*YOUR OBJECTIVE*:
Below, find each line holding "that" and state how many there are, using the number alone.

*Saved entries*:
+ + + + + + +
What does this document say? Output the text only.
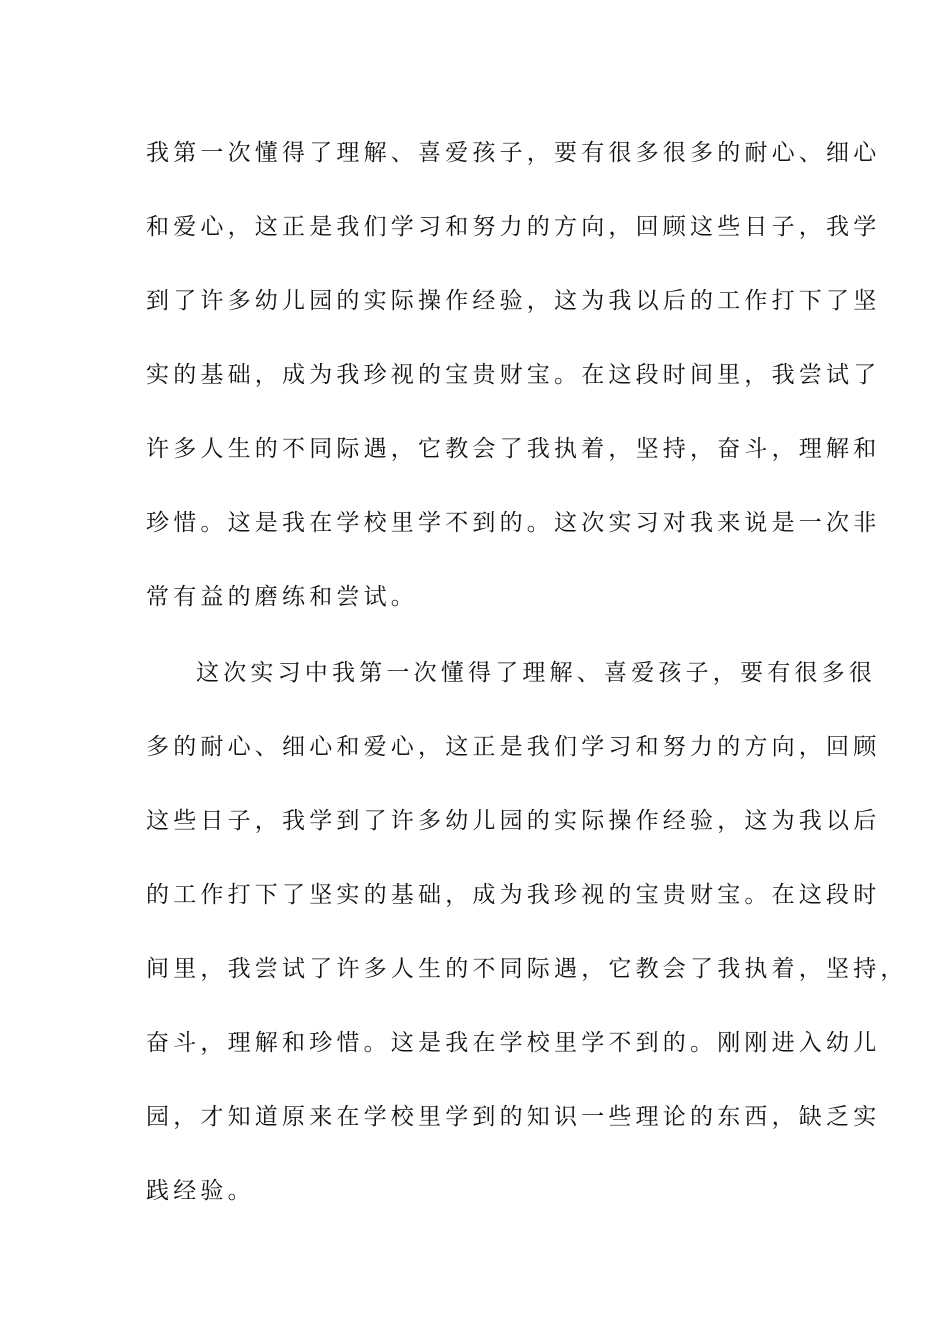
我第一次懂得了理解、喜爱孩子，要有很多很多的耐心、细心
和爱心，这正是我们学习和努力的方向，回顾这些日子，我学
到了许多幼儿园的实际操作经验，这为我以后的工作打下了坚
实的基础，成为我珍视的宝贵财宝。在这段时间里，我尝试了
许多人生的不同际遇，它教会了我执着，坚持，奋斗，理解和
珍惜。这是我在学校里学不到的。这次实习对我来说是一次非
常有益的磨练和尝试。
这次实习中我第一次懂得了理解、喜爱孩子，要有很多很
多的耐心、细心和爱心，这正是我们学习和努力的方向，回顾
这些日子，我学到了许多幼儿园的实际操作经验，这为我以后
的工作打下了坚实的基础，成为我珍视的宝贵财宝。在这段时
间里，我尝试了许多人生的不同际遇，它教会了我执着，坚持，
奋斗，理解和珍惜。这是我在学校里学不到的。刚刚进入幼儿
园，才知道原来在学校里学到的知识一些理论的东西，缺乏实
践经验。
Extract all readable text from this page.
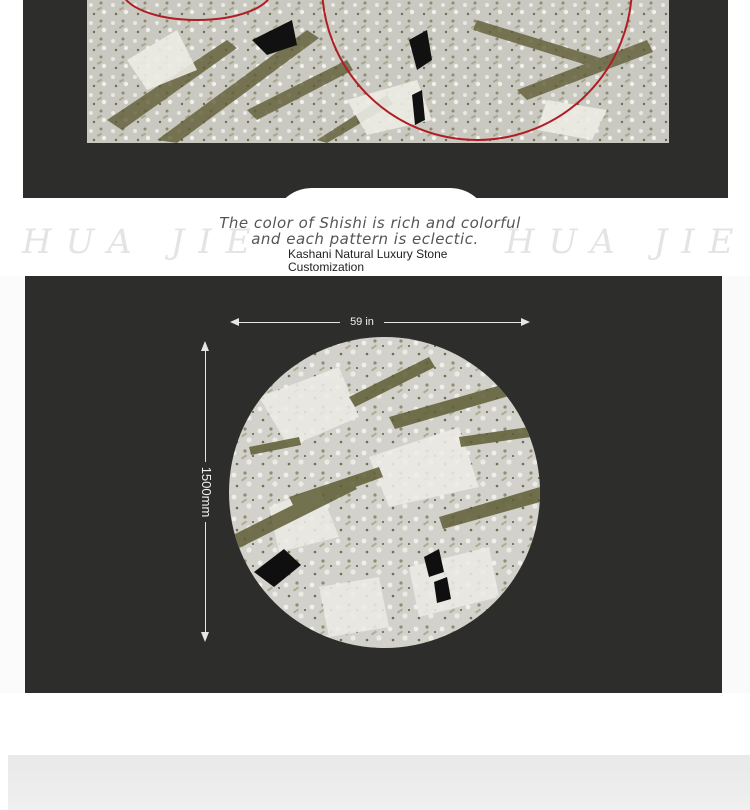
HUA JIE	HUA JIE
The color of Shishi is rich and colorful
and each pattern is eclectic.
Kashani Natural Luxury Stone
Customization
59 in
1500mm
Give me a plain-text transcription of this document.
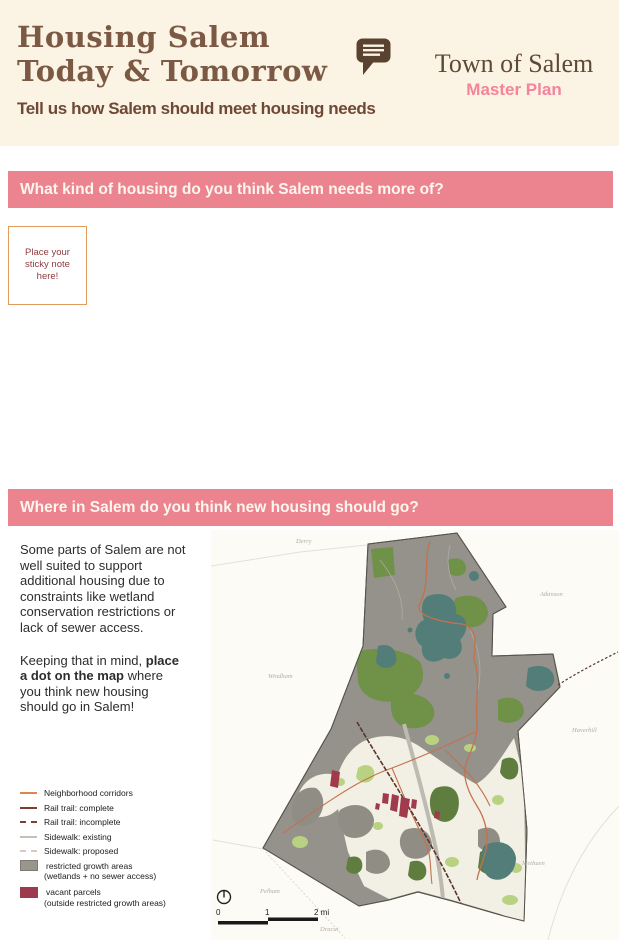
Housing Salem
Today & Tomorrow
Tell us how Salem should meet housing needs
Town of Salem
Master Plan
What kind of housing do you think Salem needs more of?
Place your sticky note here!
Where in Salem do you think new housing should go?

Some parts of Salem are not well suited to support additional housing due to constraints like wetland conservation restrictions or lack of sewer access.

Keeping that in mind, place a dot on the map where you think new housing should go in Salem!

Neighborhood corridors
Rail trail: complete
Rail trail: incomplete
Sidewalk: existing
Sidewalk: proposed
restricted growth areas
(wetlands + no sewer access)
vacant parcels
(outside restricted growth areas)
Derry
Windham
Atkinson
Haverhill
Methuen
Pelham
Dracut
0	1	2 mi
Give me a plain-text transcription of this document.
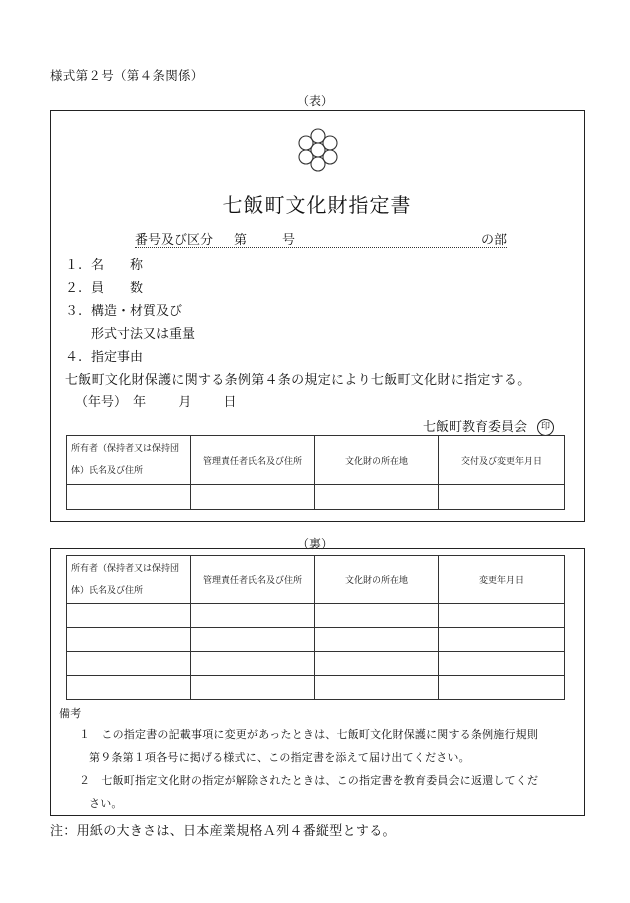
様式第２号（第４条関係）
（表）
七飯町文化財指定書
番号及び区分 第	号	の部
１. 名　　称
２. 員　　数
３. 構造・材質及び
形式寸法又は重量
４. 指定事由
七飯町文化財保護に関する条例第４条の規定により七飯町文化財に指定する。
（年号） 年 月 日
七飯町教育委員会 印
所有者（保持者又は保持団体）氏名及び住所	管理責任者氏名及び住所	文化財の所在地	交付及び変更年月日

（裏）
所有者（保持者又は保持団体）氏名及び住所	管理責任者氏名及び住所	文化財の所在地	変更年月日

備考
１　この指定書の記載事項に変更があったときは、七飯町文化財保護に関する条例施行規則
第９条第１項各号に掲げる様式に、この指定書を添えて届け出てください。
２　七飯町指定文化財の指定が解除されたときは、この指定書を教育委員会に返還してくだ
さい。
注：用紙の大きさは、日本産業規格Ａ列４番縦型とする。
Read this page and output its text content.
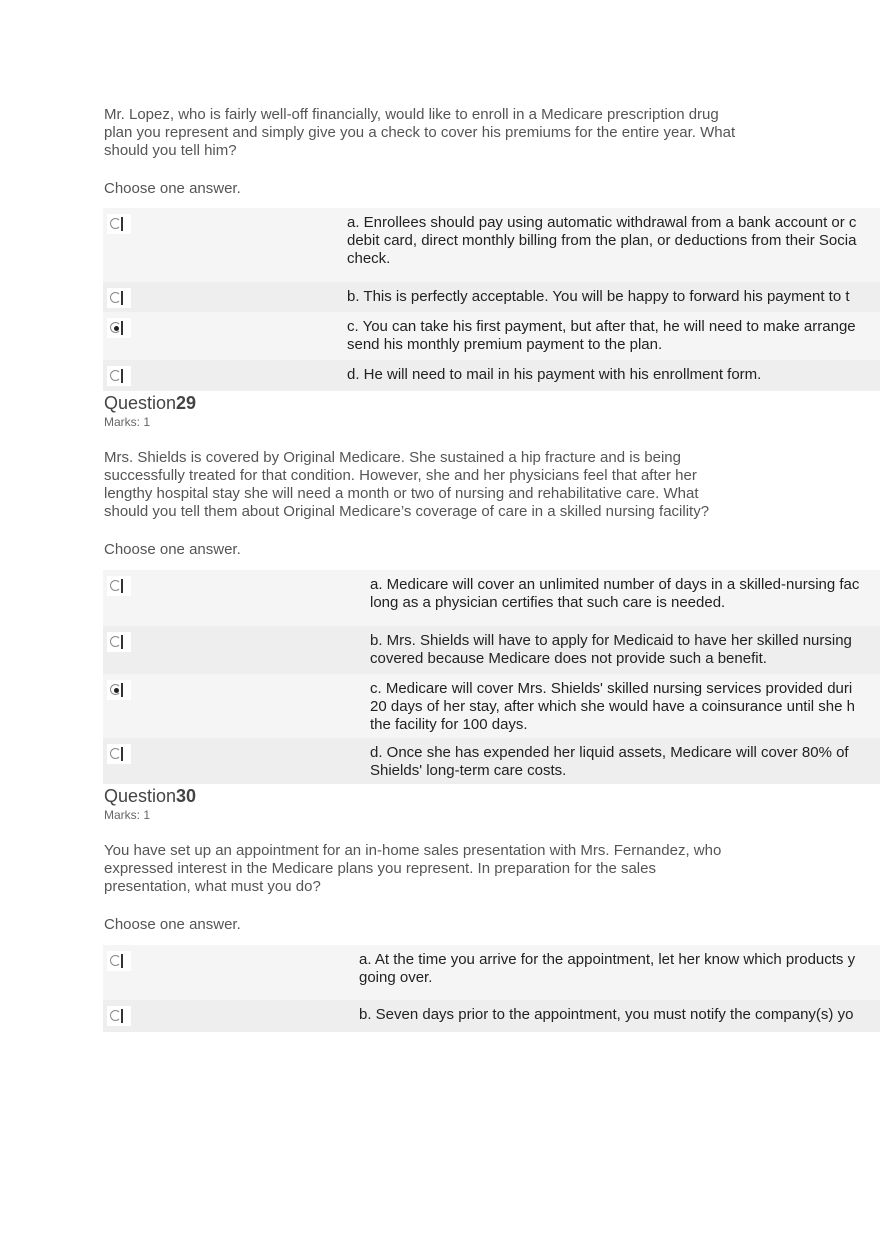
Mr. Lopez, who is fairly well-off financially, would like to enroll in a Medicare prescription drug
plan you represent and simply give you a check to cover his premiums for the entire year. What
should you tell him?
Choose one answer.
a. Enrollees should pay using automatic withdrawal from a bank account or c
debit card, direct monthly billing from the plan, or deductions from their Socia
check.
b. This is perfectly acceptable. You will be happy to forward his payment to t
c. You can take his first payment, but after that, he will need to make arrange
send his monthly premium payment to the plan.
d. He will need to mail in his payment with his enrollment form.
Question29
Marks: 1
Mrs. Shields is covered by Original Medicare. She sustained a hip fracture and is being
successfully treated for that condition. However, she and her physicians feel that after her
lengthy hospital stay she will need a month or two of nursing and rehabilitative care. What
should you tell them about Original Medicare’s coverage of care in a skilled nursing facility?
Choose one answer.
a. Medicare will cover an unlimited number of days in a skilled-nursing fac
long as a physician certifies that such care is needed.
b. Mrs. Shields will have to apply for Medicaid to have her skilled nursing
covered because Medicare does not provide such a benefit.
c. Medicare will cover Mrs. Shields' skilled nursing services provided duri
20 days of her stay, after which she would have a coinsurance until she h
the facility for 100 days.
d. Once she has expended her liquid assets, Medicare will cover 80% of
Shields' long-term care costs.
Question30
Marks: 1
You have set up an appointment for an in-home sales presentation with Mrs. Fernandez, who
expressed interest in the Medicare plans you represent. In preparation for the sales
presentation, what must you do?
Choose one answer.
a. At the time you arrive for the appointment, let her know which products y
going over.
b. Seven days prior to the appointment, you must notify the company(s) yo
+ + + + + + +
*REPLY TO THE EXERCISE*:
4